Drought: Not Again
We haven’t had more than three drops of rain since early September.
While Colorado and Utah are buried in snow, the dust on my land kicks up with every footstep.
The warm, sunny weather helps shorten the wintertime blues, but that dust predicts hard decisions coming soon.
Sure, the long-term forecast still holds hope for a moderately wet late winter.
But weather prognosticators get paid even if it doesn’t rain or snow.
I don’t.
So I need to plan for the worst scenario.
At the moment, I have lots of grass.
It all grew last June when the land enjoyed cool showers for most of the month.
That tall grass waving in the wind fills me with joy.
I hope it will capture every future snowflake to give the now-parched soil a drink.
But the wind shears some of that brittle grass to the ground and blows sand in my eyes.
The stinging sand hurts less than the question in my mind: Can I survive another multiyear drought?
After all, I’m still recovering from the last one.
I’m only running about half of the livestock that this ranch will easily support during normal years.
The financial and emotional effects of three years of poor moisture are still raw.
I wonder how resilient my land is now, or whether it is teetering on a precipice, ready to topple into a catastrophe.
While most of my prairie enjoys a comforting blanket of grass, other evidence indicates a potential catastrophe hiding under that blanket.
My spring-filled reservoir is completely dry. When I drive past reservoirs on other ranches, they are dry, too.
Groundwater experts tell me that my springs come from mountain snowmelt.

→ **RECORDS SUPPLIED**:
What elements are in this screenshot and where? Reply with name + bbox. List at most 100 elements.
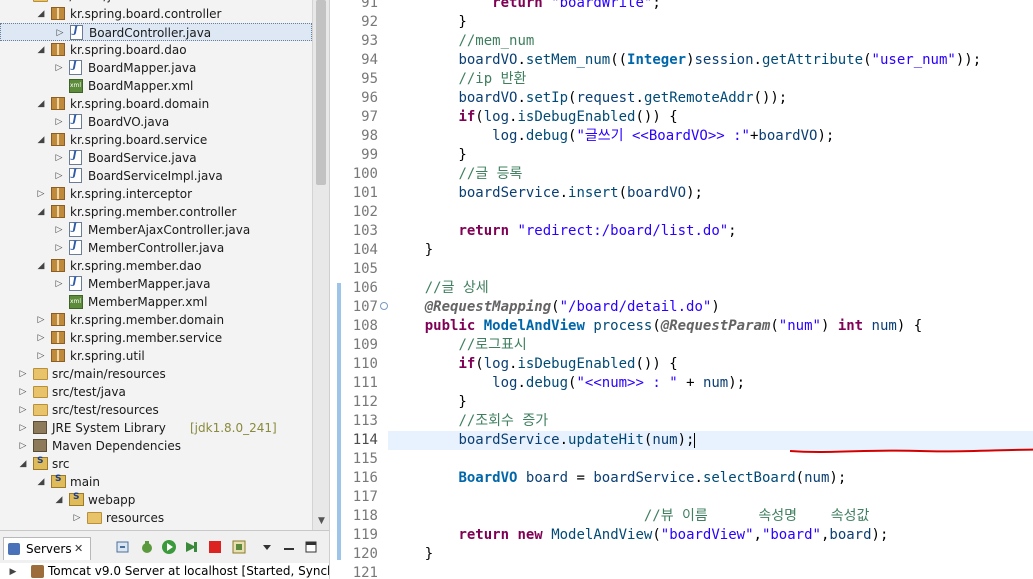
code-line[interactable]: } — [391, 13, 1031, 32]
code-line[interactable]: //글 상세 — [391, 279, 1031, 298]
expand-arrow-icon[interactable]: ▷ — [54, 240, 64, 256]
expand-arrow-icon[interactable]: ▷ — [54, 168, 64, 184]
tree-item[interactable]: ▷ kr.spring.interceptor — [0, 185, 312, 203]
collapse-arrow-icon[interactable]: ◢ — [54, 492, 64, 508]
code-line[interactable]: //글 등록 — [391, 165, 1031, 184]
view-menu-chevron-down-icon[interactable] — [259, 539, 275, 555]
expand-arrow-icon[interactable]: ▷ — [18, 366, 28, 382]
code-line[interactable]: //조회수 증가 — [391, 412, 1031, 431]
scrollbar-thumb[interactable] — [316, 0, 326, 185]
maximize-icon[interactable] — [303, 539, 319, 555]
expand-arrow-icon[interactable]: ▷ — [54, 60, 64, 76]
tree-item[interactable]: MemberMapper.xml — [0, 293, 312, 311]
tree-item[interactable]: ◢ main — [0, 473, 312, 491]
debug-server-icon[interactable] — [139, 539, 155, 555]
expand-arrow-icon[interactable]: ▷ — [18, 384, 28, 400]
tree-item[interactable]: ◢ kr.spring.board.dao — [0, 41, 312, 59]
collapse-arrow-icon[interactable]: ◢ — [36, 96, 46, 112]
profile-server-icon[interactable] — [183, 539, 199, 555]
collapse-arrow-icon[interactable]: ◢ — [36, 132, 46, 148]
tree-item[interactable]: ◢ webapp — [0, 491, 312, 509]
expand-arrow-icon[interactable]: ▷ — [54, 222, 64, 238]
scroll-down-arrow-icon[interactable]: ▼ — [313, 513, 329, 530]
code-line[interactable]: @RequestMapping("/board/detail.do") — [391, 298, 1031, 317]
project-explorer-scrollbar[interactable]: ▼ — [312, 0, 329, 530]
code-line[interactable]: boardVO.setMem_num((Integer)session.getA… — [391, 51, 1031, 70]
code-line[interactable]: } — [391, 241, 1031, 260]
code-line[interactable]: } — [391, 545, 1031, 564]
collapse-arrow-icon[interactable]: ◢ — [18, 0, 28, 4]
code-line[interactable] — [391, 203, 1031, 222]
code-line[interactable]: //ip 반환 — [391, 70, 1031, 89]
tree-item[interactable]: ▷ Maven Dependencies — [0, 437, 312, 455]
code-line[interactable]: BoardVO board = boardService.selectBoard… — [391, 469, 1031, 488]
expand-arrow-icon[interactable]: ▷ — [36, 186, 46, 202]
expand-arrow-icon[interactable]: ▷ — [36, 348, 46, 364]
tree-item-selected[interactable]: ▷ BoardController.java — [0, 23, 312, 41]
code-line[interactable]: //mem_num — [391, 32, 1031, 51]
collapse-arrow-icon[interactable]: ◢ — [36, 6, 46, 22]
code-line[interactable]: boardVO.setIp(request.getRemoteAddr()); — [391, 89, 1031, 108]
tree-item[interactable]: ▷ MemberAjaxController.java — [0, 221, 312, 239]
collapse-icon[interactable] — [115, 539, 131, 555]
code-line[interactable]: if(log.isDebugEnabled()) { — [391, 355, 1031, 374]
code-line[interactable]: log.debug("<<num>> : " + num); — [391, 374, 1031, 393]
stop-server-icon[interactable] — [207, 539, 223, 555]
collapse-arrow-icon[interactable]: ◢ — [36, 204, 46, 220]
tree-item[interactable]: ◢ kr.spring.board.domain — [0, 95, 312, 113]
tomcat-server-row[interactable]: ▶ Tomcat v9.0 Server at localhost [Start… — [0, 563, 329, 579]
tree-item[interactable]: ▷ kr.spring.member.domain — [0, 311, 312, 329]
close-icon[interactable]: ✕ — [74, 538, 83, 560]
code-line[interactable]: boardService.insert(boardVO); — [391, 184, 1031, 203]
expand-arrow-icon[interactable]: ▷ — [54, 150, 64, 166]
tree-item[interactable]: ▷ kr.spring.member.service — [0, 329, 312, 347]
tree-item[interactable]: ◢ src — [0, 455, 312, 473]
expand-arrow-icon[interactable]: ▷ — [54, 276, 64, 292]
publish-icon[interactable] — [231, 539, 247, 555]
code-line[interactable] — [391, 488, 1031, 507]
code-line[interactable] — [391, 564, 1031, 579]
start-server-icon[interactable] — [161, 539, 177, 555]
code-line[interactable]: log.debug("글쓰기 <<BoardVO>> :"+boardVO); — [391, 127, 1031, 146]
fold-collapse-icon[interactable] — [380, 302, 388, 310]
expand-icon[interactable]: ▶ — [8, 564, 18, 579]
code-line[interactable]: return "redirect:/board/list.do"; — [391, 222, 1031, 241]
tree-item[interactable]: ▷ BoardService.java — [0, 149, 312, 167]
tree-item[interactable]: ▷ BoardServiceImpl.java — [0, 167, 312, 185]
code-line[interactable]: public ModelAndView process(@RequestPara… — [391, 317, 1031, 336]
code-line[interactable]: return new ModelAndView("boardView","boa… — [391, 526, 1031, 545]
tree-item[interactable]: BoardMapper.xml — [0, 77, 312, 95]
code-line[interactable]: //로그표시 — [391, 336, 1031, 355]
expand-arrow-icon[interactable]: ▷ — [55, 25, 65, 41]
expand-arrow-icon[interactable]: ▷ — [18, 402, 28, 418]
code-line[interactable]: } — [391, 393, 1031, 412]
tab-servers[interactable]: Servers ✕ — [3, 537, 91, 560]
code-line[interactable]: } — [391, 146, 1031, 165]
tree-item[interactable]: ▷ resources — [0, 509, 312, 527]
code-editor[interactable]: 91 92 93 94 95 96 97 98 99 100 101 102 103 104 105 106 1… — [330, 0, 1033, 579]
tree-item[interactable]: ◢ kr.spring.board.service — [0, 131, 312, 149]
tree-item[interactable]: ▷ JRE System Library [jdk1.8.0_241] — [0, 419, 312, 437]
expand-arrow-icon[interactable]: ▷ — [54, 114, 64, 130]
tree-item[interactable]: ▷ BoardVO.java — [0, 113, 312, 131]
tree-item[interactable]: ▷ src/test/resources — [0, 401, 312, 419]
expand-arrow-icon[interactable]: ▷ — [36, 330, 46, 346]
code-line[interactable]: //뷰 이름 속성명 속성값 — [391, 507, 1031, 526]
tree-item[interactable]: ▷ BoardMapper.java — [0, 59, 312, 77]
minimize-icon[interactable] — [281, 539, 297, 555]
expand-arrow-icon[interactable]: ▷ — [72, 510, 82, 526]
tree-item[interactable]: ▷ src/main/resources — [0, 365, 312, 383]
collapse-arrow-icon[interactable]: ◢ — [36, 42, 46, 58]
expand-arrow-icon[interactable]: ▷ — [18, 438, 28, 454]
code-line[interactable]: return "boardWrite"; — [391, 0, 1031, 13]
tree-item[interactable]: ◢ kr.spring.member.controller — [0, 203, 312, 221]
tree-item[interactable]: ▷ kr.spring.util — [0, 347, 312, 365]
expand-arrow-icon[interactable]: ▷ — [18, 420, 28, 436]
collapse-arrow-icon[interactable]: ◢ — [36, 474, 46, 490]
code-line[interactable]: if(log.isDebugEnabled()) { — [391, 108, 1031, 127]
collapse-arrow-icon[interactable]: ◢ — [18, 456, 28, 472]
tree-item[interactable]: ▷ MemberMapper.java — [0, 275, 312, 293]
tree-item[interactable]: ◢ kr.spring.member.dao — [0, 257, 312, 275]
collapse-arrow-icon[interactable]: ◢ — [36, 258, 46, 274]
tree-item[interactable]: ▷ MemberController.java — [0, 239, 312, 257]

→ **TASK**:
Resume the essay about drought on the ranch, continuing from its final sentence about springs and mountain snowmelt.

→ **ANSWER FOR THIS EXERCISE**:
I suspect it takes about three years for that snow to travel the 40 miles or so from the Rockies to my ranch, so my reservoir is only now paying the price for the last extended drought.
The problem is that the mountains haven’t had decent snowpack since then.
My reservoir is likely to remain dry for quite a while.
Worried, I buck up.
Any resilience I might muster comes from making a plan.
I create a 5-year budget based on varying income.
I set trigger dates for selling some cattle and sheep if moisture goes south.
If I have to sell any livestock at all, I won’t have enough to meet my demand for grassfed beef and lamb.
That means I’ll have to be selective about who I serve.
Or do I just give in, quit fighting weather that only becomes more extreme with each year?
Do I sell all of my livestock and rent pasture based on the grass I have available each year?
That shift in lifestyle makes my heart ache.
Sure, I would still have cattle on the ranch, but I wouldn’t know them, know their mothers, partner with them so all of us contribute to the well-being of the ranch.
Now is the time when some of us invoke superstitions.
We talk about how dry it is, yet never dare to predict rain.
Several years ago, my niece and my son danced an elaborate rain dance.
It didn’t rain all summer.
We figured they danced backward.
Once, I tried to get all of my friends to face east and talk loudly.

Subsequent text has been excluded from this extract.